• _The data_

★ ★ ★ ★ ★ ★ ★

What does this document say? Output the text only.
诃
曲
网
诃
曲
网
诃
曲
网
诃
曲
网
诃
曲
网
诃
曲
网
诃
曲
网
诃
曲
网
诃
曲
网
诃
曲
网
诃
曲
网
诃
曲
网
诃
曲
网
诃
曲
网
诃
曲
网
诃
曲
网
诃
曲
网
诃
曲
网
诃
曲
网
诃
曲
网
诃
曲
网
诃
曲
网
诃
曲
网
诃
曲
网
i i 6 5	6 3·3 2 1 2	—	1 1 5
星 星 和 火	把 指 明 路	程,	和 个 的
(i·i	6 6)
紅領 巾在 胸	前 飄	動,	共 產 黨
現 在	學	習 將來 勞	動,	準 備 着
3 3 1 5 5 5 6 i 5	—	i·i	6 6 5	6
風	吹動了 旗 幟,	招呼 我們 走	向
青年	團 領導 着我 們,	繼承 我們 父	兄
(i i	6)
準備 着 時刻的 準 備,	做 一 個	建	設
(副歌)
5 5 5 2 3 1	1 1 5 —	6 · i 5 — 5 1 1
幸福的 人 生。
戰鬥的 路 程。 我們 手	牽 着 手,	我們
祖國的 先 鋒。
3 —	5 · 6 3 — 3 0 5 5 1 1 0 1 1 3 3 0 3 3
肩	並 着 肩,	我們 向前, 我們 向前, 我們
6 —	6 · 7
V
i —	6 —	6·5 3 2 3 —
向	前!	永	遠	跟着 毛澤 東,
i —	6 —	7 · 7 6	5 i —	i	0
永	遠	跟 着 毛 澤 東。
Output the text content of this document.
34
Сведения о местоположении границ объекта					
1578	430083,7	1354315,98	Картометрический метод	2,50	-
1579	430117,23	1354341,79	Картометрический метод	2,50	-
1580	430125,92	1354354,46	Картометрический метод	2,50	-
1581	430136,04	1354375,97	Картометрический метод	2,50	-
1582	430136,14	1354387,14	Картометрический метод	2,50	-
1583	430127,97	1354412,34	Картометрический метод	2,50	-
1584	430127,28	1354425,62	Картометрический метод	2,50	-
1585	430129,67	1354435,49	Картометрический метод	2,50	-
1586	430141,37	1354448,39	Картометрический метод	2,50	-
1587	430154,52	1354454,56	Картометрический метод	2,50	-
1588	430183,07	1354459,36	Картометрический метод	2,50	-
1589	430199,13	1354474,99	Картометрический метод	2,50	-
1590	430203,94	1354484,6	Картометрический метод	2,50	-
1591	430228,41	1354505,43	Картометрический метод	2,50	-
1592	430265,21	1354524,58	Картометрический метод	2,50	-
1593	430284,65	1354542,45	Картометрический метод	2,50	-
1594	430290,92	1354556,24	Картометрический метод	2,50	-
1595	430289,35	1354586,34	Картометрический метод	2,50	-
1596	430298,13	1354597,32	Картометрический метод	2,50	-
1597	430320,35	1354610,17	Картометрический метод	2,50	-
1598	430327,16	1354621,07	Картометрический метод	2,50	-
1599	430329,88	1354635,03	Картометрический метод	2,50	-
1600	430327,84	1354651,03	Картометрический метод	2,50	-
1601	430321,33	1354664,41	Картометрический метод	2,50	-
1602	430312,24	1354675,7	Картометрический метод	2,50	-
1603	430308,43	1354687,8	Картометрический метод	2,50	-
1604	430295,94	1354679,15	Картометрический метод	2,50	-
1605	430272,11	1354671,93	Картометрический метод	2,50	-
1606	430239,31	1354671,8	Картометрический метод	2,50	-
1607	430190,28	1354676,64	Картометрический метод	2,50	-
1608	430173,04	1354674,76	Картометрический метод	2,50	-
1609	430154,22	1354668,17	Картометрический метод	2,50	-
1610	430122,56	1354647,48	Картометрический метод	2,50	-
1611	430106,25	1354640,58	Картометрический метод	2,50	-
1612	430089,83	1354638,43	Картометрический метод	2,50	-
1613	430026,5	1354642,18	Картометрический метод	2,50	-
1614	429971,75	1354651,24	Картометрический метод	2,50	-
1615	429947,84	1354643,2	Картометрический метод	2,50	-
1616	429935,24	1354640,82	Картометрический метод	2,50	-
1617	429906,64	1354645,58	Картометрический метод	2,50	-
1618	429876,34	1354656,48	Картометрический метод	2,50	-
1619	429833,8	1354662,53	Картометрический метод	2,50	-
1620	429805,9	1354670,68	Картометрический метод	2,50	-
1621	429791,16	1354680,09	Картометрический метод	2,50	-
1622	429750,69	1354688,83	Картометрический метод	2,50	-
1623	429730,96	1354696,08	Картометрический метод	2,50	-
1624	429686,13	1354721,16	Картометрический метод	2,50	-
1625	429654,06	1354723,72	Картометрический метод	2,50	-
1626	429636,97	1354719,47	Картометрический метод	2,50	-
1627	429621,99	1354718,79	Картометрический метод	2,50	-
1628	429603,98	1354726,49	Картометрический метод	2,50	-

★ ★ ★ ★ ★ ★ ★

• _Exercise objective_
Retype each record exactly, leaving nothing out.

• _Solution to the exercise_
What does this document say? Output the text only.
诃
曲
网
诃
曲
网
诃
曲
网
诃
曲
网
诃
曲
网
诃
曲
网
诃
曲
网
诃
曲
网
诃
曲
网
诃
曲
网
诃
曲
网
诃
曲
网
诃
曲
网
诃
曲
网
诃
曲
网
诃
曲
网
诃
曲
网
诃
曲
网
诃
曲
网
诃
曲
网
诃
曲
网
诃
曲
网
诃
曲
网
诃
曲
网
i i 6 5	6 3·3 2 1 2	—	1 1 5
星 星 和 火	把 指 明 路	程,	和 个 的
(i·i	6 6)
紅領 巾在 胸	前 飄	動,	共 產 黨
現 在	學	習 將來 勞	動,	準 備 着
3 3 1 5 5 5 6 i 5	—	i·i	6 6 5	6
風	吹動了 旗 幟,	招呼 我們 走	向
青年	團 領導 着我 們,	繼承 我們 父	兄
(i i	6)
準備 着 時刻的 準 備,	做 一 個	建	設
(副歌)
5 5 5 2 3 1	1 1 5 —	6 · i 5 — 5 1 1
幸福的 人 生。
戰鬥的 路 程。 我們 手	牽 着 手,	我們
祖國的 先 鋒。
3 —	5 · 6 3 — 3 0 5 5 1 1 0 1 1 3 3 0 3 3
肩	並 着 肩,	我們 向前, 我們 向前, 我們
6 —	6 · 7
V
i —	6 —	6·5 3 2 3 —
向	前!	永	遠	跟着 毛澤 東,
i —	6 —	7 · 7 6	5 i —	i	0
永	遠	跟 着 毛 澤 東。
Output the text content of this document.
34
Сведения о местоположении границ объекта					
1578	430083,7	1354315,98	Картометрический метод	2,50	-
1579	430117,23	1354341,79	Картометрический метод	2,50	-
1580	430125,92	1354354,46	Картометрический метод	2,50	-
1581	430136,04	1354375,97	Картометрический метод	2,50	-
1582	430136,14	1354387,14	Картометрический метод	2,50	-
1583	430127,97	1354412,34	Картометрический метод	2,50	-
1584	430127,28	1354425,62	Картометрический метод	2,50	-
1585	430129,67	1354435,49	Картометрический метод	2,50	-
1586	430141,37	1354448,39	Картометрический метод	2,50	-
1587	430154,52	1354454,56	Картометрический метод	2,50	-
1588	430183,07	1354459,36	Картометрический метод	2,50	-
1589	430199,13	1354474,99	Картометрический метод	2,50	-
1590	430203,94	1354484,6	Картометрический метод	2,50	-
1591	430228,41	1354505,43	Картометрический метод	2,50	-
1592	430265,21	1354524,58	Картометрический метод	2,50	-
1593	430284,65	1354542,45	Картометрический метод	2,50	-
1594	430290,92	1354556,24	Картометрический метод	2,50	-
1595	430289,35	1354586,34	Картометрический метод	2,50	-
1596	430298,13	1354597,32	Картометрический метод	2,50	-
1597	430320,35	1354610,17	Картометрический метод	2,50	-
1598	430327,16	1354621,07	Картометрический метод	2,50	-
1599	430329,88	1354635,03	Картометрический метод	2,50	-
1600	430327,84	1354651,03	Картометрический метод	2,50	-
1601	430321,33	1354664,41	Картометрический метод	2,50	-
1602	430312,24	1354675,7	Картометрический метод	2,50	-
1603	430308,43	1354687,8	Картометрический метод	2,50	-
1604	430295,94	1354679,15	Картометрический метод	2,50	-
1605	430272,11	1354671,93	Картометрический метод	2,50	-
1606	430239,31	1354671,8	Картометрический метод	2,50	-
1607	430190,28	1354676,64	Картометрический метод	2,50	-
1608	430173,04	1354674,76	Картометрический метод	2,50	-
1609	430154,22	1354668,17	Картометрический метод	2,50	-
1610	430122,56	1354647,48	Картометрический метод	2,50	-
1611	430106,25	1354640,58	Картометрический метод	2,50	-
1612	430089,83	1354638,43	Картометрический метод	2,50	-
1613	430026,5	1354642,18	Картометрический метод	2,50	-
1614	429971,75	1354651,24	Картометрический метод	2,50	-
1615	429947,84	1354643,2	Картометрический метод	2,50	-
1616	429935,24	1354640,82	Картометрический метод	2,50	-
1617	429906,64	1354645,58	Картометрический метод	2,50	-
1618	429876,34	1354656,48	Картометрический метод	2,50	-
1619	429833,8	1354662,53	Картометрический метод	2,50	-
1620	429805,9	1354670,68	Картометрический метод	2,50	-
1621	429791,16	1354680,09	Картометрический метод	2,50	-
1622	429750,69	1354688,83	Картометрический метод	2,50	-
1623	429730,96	1354696,08	Картометрический метод	2,50	-
1624	429686,13	1354721,16	Картометрический метод	2,50	-
1625	429654,06	1354723,72	Картометрический метод	2,50	-
1626	429636,97	1354719,47	Картометрический метод	2,50	-
1627	429621,99	1354718,79	Картометрический метод	2,50	-
1628	429603,98	1354726,49	Картометрический метод	2,50	-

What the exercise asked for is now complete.